[Data records]
++++++++++++++++++++

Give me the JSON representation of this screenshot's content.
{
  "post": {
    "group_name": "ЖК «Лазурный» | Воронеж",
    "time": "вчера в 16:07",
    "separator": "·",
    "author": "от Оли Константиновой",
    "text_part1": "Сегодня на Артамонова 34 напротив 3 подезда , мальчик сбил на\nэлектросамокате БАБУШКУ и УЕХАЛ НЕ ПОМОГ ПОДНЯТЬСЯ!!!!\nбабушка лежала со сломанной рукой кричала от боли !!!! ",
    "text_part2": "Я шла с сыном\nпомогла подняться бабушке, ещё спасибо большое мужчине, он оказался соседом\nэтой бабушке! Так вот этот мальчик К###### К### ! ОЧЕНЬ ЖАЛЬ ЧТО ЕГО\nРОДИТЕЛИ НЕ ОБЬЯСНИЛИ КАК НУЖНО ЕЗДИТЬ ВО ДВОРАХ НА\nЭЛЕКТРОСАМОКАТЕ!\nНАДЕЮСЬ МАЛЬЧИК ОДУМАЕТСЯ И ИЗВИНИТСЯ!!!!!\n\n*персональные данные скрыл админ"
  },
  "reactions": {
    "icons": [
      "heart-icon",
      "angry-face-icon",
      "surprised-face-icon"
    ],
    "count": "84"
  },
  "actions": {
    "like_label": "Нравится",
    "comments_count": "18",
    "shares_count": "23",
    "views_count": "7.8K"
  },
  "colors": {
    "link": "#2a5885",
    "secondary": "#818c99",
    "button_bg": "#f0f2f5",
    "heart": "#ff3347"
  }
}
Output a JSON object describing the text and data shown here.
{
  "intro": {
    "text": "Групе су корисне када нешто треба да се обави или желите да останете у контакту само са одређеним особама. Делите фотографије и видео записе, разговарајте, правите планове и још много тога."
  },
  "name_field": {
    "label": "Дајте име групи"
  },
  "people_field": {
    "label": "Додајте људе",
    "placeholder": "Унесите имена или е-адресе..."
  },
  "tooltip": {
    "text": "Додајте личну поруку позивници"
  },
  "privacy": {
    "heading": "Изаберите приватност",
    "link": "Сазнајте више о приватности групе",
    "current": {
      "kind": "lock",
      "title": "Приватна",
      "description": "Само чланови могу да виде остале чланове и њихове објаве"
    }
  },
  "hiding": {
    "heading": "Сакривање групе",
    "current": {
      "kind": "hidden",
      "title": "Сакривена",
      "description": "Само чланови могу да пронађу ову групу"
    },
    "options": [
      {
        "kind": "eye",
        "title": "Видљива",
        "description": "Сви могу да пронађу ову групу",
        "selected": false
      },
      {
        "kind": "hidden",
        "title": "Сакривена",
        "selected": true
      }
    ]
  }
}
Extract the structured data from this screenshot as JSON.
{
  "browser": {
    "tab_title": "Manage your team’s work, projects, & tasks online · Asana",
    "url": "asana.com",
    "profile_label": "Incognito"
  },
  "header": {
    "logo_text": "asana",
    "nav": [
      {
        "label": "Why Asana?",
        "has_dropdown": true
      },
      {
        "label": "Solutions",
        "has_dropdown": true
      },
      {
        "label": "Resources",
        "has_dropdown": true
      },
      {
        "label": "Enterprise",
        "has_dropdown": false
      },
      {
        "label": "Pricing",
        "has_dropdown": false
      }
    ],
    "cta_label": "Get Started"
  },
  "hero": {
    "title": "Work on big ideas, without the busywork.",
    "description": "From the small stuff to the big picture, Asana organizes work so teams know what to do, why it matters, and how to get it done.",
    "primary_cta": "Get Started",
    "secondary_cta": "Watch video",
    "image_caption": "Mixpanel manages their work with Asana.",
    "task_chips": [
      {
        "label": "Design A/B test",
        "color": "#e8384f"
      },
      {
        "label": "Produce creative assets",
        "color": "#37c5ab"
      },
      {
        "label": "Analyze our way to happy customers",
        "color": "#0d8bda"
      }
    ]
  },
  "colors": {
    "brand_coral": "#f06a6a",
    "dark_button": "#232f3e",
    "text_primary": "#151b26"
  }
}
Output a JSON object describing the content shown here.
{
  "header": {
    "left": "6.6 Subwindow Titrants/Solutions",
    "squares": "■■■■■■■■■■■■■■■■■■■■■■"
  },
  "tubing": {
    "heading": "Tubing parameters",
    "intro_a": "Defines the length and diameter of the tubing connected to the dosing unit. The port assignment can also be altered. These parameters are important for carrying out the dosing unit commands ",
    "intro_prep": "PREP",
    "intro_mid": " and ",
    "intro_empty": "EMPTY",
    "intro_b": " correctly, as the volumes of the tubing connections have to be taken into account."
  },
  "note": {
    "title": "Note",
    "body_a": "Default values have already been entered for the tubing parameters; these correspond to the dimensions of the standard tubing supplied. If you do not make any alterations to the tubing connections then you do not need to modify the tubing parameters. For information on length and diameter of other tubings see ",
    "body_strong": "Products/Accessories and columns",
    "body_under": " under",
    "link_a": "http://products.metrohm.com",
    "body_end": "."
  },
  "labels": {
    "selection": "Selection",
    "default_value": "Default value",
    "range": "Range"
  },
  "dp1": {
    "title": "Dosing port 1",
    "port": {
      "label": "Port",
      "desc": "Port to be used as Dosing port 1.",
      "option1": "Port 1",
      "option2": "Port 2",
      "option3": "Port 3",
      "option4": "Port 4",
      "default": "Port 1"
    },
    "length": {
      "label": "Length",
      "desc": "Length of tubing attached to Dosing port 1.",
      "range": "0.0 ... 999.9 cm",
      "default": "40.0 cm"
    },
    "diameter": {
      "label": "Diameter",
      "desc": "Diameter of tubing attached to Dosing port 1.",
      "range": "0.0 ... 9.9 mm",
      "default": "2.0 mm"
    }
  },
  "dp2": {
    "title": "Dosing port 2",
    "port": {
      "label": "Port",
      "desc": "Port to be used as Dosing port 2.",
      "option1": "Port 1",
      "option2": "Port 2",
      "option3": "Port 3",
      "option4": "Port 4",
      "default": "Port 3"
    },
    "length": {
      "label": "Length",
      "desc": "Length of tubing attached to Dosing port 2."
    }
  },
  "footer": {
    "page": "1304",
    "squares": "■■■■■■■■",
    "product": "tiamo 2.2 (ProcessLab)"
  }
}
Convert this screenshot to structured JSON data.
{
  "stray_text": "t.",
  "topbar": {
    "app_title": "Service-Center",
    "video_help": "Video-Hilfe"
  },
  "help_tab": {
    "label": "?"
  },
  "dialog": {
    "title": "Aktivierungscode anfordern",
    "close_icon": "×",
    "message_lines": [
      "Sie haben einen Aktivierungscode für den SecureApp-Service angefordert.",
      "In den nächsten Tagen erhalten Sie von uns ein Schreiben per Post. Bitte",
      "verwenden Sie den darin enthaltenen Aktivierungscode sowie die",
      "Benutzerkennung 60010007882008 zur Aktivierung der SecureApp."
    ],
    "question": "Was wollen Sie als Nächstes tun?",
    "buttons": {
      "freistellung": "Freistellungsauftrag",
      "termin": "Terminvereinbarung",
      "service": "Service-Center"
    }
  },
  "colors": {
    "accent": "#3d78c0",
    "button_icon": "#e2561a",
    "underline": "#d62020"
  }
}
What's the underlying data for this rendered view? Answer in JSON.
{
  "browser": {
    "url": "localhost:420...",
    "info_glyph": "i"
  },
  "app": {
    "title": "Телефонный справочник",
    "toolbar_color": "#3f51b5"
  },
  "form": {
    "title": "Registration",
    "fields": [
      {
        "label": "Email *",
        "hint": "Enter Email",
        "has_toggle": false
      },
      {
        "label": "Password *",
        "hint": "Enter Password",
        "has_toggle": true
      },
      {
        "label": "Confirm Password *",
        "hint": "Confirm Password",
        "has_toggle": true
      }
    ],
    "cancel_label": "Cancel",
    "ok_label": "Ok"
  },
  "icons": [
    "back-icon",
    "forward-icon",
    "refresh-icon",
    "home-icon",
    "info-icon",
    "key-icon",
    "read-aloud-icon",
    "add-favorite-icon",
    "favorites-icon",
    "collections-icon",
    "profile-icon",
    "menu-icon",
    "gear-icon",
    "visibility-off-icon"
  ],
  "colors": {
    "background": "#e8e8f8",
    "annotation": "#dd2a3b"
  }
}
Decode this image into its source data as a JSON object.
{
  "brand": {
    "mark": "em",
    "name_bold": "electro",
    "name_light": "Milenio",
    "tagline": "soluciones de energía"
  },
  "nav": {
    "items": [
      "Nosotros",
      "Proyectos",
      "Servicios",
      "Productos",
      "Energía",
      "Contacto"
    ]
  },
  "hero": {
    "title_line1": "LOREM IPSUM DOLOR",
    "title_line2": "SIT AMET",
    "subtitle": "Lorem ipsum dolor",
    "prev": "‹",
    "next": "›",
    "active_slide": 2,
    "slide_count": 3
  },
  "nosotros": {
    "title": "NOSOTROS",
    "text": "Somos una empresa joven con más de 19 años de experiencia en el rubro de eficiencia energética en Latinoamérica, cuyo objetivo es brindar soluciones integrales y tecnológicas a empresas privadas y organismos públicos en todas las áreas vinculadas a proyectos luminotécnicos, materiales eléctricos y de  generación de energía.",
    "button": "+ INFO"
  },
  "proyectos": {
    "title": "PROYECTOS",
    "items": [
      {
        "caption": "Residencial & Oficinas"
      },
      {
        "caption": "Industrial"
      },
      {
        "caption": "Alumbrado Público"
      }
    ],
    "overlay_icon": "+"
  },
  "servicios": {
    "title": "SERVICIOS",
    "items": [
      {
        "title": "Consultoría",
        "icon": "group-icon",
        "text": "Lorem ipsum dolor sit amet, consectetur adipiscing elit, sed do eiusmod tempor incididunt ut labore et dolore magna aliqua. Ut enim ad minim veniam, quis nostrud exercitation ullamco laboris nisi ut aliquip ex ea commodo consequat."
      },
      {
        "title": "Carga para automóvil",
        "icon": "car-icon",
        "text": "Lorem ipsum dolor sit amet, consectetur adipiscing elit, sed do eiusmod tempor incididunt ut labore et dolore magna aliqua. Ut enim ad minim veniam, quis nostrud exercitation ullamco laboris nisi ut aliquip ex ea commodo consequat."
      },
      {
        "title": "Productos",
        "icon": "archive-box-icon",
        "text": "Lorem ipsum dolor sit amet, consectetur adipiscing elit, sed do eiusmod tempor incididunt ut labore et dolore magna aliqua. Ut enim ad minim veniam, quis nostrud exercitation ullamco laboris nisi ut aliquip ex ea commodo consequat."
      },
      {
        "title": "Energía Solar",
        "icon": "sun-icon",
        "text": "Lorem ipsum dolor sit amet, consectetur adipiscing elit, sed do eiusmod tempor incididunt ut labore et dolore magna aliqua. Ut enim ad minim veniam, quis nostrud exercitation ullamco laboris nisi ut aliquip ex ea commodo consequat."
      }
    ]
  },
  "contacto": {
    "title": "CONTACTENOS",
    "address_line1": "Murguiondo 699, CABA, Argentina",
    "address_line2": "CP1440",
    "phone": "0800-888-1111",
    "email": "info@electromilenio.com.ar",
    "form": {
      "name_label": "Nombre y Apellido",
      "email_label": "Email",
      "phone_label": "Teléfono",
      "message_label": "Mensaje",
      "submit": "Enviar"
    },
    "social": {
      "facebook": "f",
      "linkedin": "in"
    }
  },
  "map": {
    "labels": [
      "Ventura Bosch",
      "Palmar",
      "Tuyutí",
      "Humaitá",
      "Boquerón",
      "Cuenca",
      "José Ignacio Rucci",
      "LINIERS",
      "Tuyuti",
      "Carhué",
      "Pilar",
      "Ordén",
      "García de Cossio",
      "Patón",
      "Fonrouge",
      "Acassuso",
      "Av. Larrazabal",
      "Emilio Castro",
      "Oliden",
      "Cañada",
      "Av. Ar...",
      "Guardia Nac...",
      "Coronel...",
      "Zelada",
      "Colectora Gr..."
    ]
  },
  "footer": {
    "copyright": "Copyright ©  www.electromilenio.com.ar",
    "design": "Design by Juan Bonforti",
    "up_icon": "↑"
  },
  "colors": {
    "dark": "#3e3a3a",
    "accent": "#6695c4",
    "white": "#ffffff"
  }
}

++++++++++++++++++++

→ **WHAT YOU NEED TO DO**:
Pick every line with "мальчик" in it and copy it.

→ **FINAL ANSWER**:
    "text_part1": "Сегодня на Артамонова 34 напротив 3 подезда , мальчик сбил на\nэлектросамокате БАБУШКУ и УЕХАЛ НЕ ПОМОГ ПОДНЯТЬСЯ!!!!\nбабушка лежала со сломанной рукой кричала от боли !!!! ",
    "text_part2": "Я шла с сыном\nпомогла подняться бабушке, ещё спасибо большое мужчине, он оказался соседом\nэтой бабушке! Так вот этот мальчик К###### К### ! ОЧЕНЬ ЖАЛЬ ЧТО ЕГО\nРОДИТЕЛИ НЕ ОБЬЯСНИЛИ КАК НУЖНО ЕЗДИТЬ ВО ДВОРАХ НА\nЭЛЕКТРОСАМОКАТЕ!\nНАДЕЮСЬ МАЛЬЧИК ОДУМАЕТСЯ И ИЗВИНИТСЯ!!!!!\n\n*персональные данные скрыл админ"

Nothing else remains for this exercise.